#### Aangeleverde tekst
┌──

15. Het beroep is ongegrond. G4S krijgt geen gelijk.
16. Voor een proceskostenveroordeling of vergoeding van het griffierecht bestaat geen aanleiding.

Beslissing

De rechtbank verklaart het beroep ongegrond.
Deze uitspraak is gedaan door mr. C.F. de Lemos Benvindo, rechter, in aanwezigheid van mr. M.M. Mazurel, griffier
.De beslissing is in het openbaar uitgesproken op 7 maart 2022.
griffier
rechter
Afschrift verzonden aan partijen op:

Wat kunt u doen als u het niet eens bent met deze uitspraak?

Tegen deze uitspraak kan binnen zes weken na de dag van verzending daarvan hoger beroep worden ingesteld bij de Centrale Raad van Beroep.
Als hoger beroep is ingesteld, kan bij de voorzieningenrechter van de hogerberoepsrechter worden verzocht om het treffen van een voorlopige voorziening.

JURIDISCH KADER

Wet WIA

Artikel 25. Reïntegratieverplichtingen en verplichte loondoorbetaling werkgever

1. De werkgever jegens wie de verzekerde, bij ongeschiktheid tot het verrichten van arbeid wegens ziekte, recht heeft op loon als bedoeld in artikel 629 van Boek 7 van het Burgerlijk Wetboek dan wel aanspraak heeft op bezoldiging op grond van artikel 76a, eerste lid, van de Ziektewet houdt aantekening van het verloop van de ziekte en de reïntegratie van de verzekerde.
(…)
3 Uiterlijk dertien weken voor het verstrijken van de wachttijd stelt de werkgever, bedoeld in het eerste lid, in overleg met de verzekerde een reïntegratieverslag op en verstrekt hiervan een afschrift aan de verzekerde.
(...)

└──

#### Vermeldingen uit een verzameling
┌──

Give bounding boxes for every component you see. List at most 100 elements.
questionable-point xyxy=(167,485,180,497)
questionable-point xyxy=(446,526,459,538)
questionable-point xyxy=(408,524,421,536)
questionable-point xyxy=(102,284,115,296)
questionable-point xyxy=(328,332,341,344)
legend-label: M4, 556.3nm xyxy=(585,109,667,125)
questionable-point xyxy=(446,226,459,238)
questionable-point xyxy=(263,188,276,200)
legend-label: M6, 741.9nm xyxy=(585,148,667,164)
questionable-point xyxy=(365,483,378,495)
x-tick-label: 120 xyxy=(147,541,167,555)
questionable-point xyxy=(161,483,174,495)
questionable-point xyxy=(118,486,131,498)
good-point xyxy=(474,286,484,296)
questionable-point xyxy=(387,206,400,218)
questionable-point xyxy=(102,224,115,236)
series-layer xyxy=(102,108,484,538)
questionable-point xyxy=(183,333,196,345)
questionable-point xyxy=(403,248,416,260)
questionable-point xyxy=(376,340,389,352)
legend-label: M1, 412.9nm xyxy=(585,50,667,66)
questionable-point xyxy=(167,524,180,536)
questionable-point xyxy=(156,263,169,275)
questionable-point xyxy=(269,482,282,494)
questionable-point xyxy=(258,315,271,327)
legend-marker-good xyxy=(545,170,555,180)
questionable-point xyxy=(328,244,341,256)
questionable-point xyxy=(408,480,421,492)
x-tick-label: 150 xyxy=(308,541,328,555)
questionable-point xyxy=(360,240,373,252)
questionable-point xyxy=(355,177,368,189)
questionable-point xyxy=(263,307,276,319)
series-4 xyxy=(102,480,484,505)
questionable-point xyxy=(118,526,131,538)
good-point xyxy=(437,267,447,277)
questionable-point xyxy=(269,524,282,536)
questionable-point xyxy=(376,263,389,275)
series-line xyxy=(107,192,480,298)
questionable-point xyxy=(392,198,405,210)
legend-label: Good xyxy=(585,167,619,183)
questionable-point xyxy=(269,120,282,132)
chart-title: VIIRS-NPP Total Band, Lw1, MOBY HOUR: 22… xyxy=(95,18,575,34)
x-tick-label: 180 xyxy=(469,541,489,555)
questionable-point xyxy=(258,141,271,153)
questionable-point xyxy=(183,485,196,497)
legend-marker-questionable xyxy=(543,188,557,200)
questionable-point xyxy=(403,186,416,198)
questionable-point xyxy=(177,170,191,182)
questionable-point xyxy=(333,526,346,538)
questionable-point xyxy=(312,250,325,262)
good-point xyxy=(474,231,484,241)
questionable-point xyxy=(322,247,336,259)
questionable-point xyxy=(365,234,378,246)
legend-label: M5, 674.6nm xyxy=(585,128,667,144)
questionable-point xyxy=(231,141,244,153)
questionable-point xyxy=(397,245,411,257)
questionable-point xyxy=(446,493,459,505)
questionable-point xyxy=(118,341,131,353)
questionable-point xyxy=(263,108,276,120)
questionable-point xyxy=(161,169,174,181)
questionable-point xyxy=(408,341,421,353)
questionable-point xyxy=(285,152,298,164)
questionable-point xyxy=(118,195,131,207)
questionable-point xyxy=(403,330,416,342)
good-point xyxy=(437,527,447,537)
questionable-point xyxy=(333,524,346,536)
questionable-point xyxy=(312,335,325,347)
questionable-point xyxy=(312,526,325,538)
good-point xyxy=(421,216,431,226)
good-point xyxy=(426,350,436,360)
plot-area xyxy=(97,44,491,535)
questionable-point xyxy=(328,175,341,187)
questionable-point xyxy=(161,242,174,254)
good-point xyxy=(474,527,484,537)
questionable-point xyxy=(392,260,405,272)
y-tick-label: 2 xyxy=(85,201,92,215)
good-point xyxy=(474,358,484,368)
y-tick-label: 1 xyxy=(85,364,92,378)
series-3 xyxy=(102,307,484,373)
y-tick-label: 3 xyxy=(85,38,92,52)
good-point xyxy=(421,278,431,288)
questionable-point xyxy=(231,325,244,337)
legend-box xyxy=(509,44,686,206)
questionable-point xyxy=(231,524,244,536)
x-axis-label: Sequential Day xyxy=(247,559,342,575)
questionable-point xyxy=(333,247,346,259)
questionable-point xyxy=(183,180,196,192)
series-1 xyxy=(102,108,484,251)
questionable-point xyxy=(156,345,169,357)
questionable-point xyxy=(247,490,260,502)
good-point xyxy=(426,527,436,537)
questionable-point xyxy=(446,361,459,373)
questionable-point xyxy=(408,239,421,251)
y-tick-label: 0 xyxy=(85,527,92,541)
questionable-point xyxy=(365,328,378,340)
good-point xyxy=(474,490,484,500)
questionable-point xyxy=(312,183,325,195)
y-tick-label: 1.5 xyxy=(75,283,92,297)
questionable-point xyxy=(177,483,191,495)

└──

#### Opgaven
1. Binnen welke termijn kan volgens de aangeleverde tekst hoger beroep tegen de uitspraak worden ingesteld?
2. Citeer uit de aangeleverde tekst het gedeelte dat opent met de woorden waarin “Artikel 25. Reïntegratieverplichtingen” staat en sluit met “aan de verzekerde.”.

#### Uitgewerkte antwoorden
1. Binnen zes weken na de dag van verzending van de uitspraak.

2.
Artikel 25. Reïntegratieverplichtingen en verplichte loondoorbetaling werkgever

1. De werkgever jegens wie de verzekerde, bij ongeschiktheid tot het verrichten van arbeid wegens ziekte, recht heeft op loon als bedoeld in artikel 629 van Boek 7 van het Burgerlijk Wetboek dan wel aanspraak heeft op bezoldiging op grond van artikel 76a, eerste lid, van de Ziektewet houdt aantekening van het verloop van de ziekte en de reïntegratie van de verzekerde.
(…)
3 Uiterlijk dertien weken voor het verstrijken van de wachttijd stelt de werkgever, bedoeld in het eerste lid, in overleg met de verzekerde een reïntegratieverslag op en verstrekt hiervan een afschrift aan de verzekerde.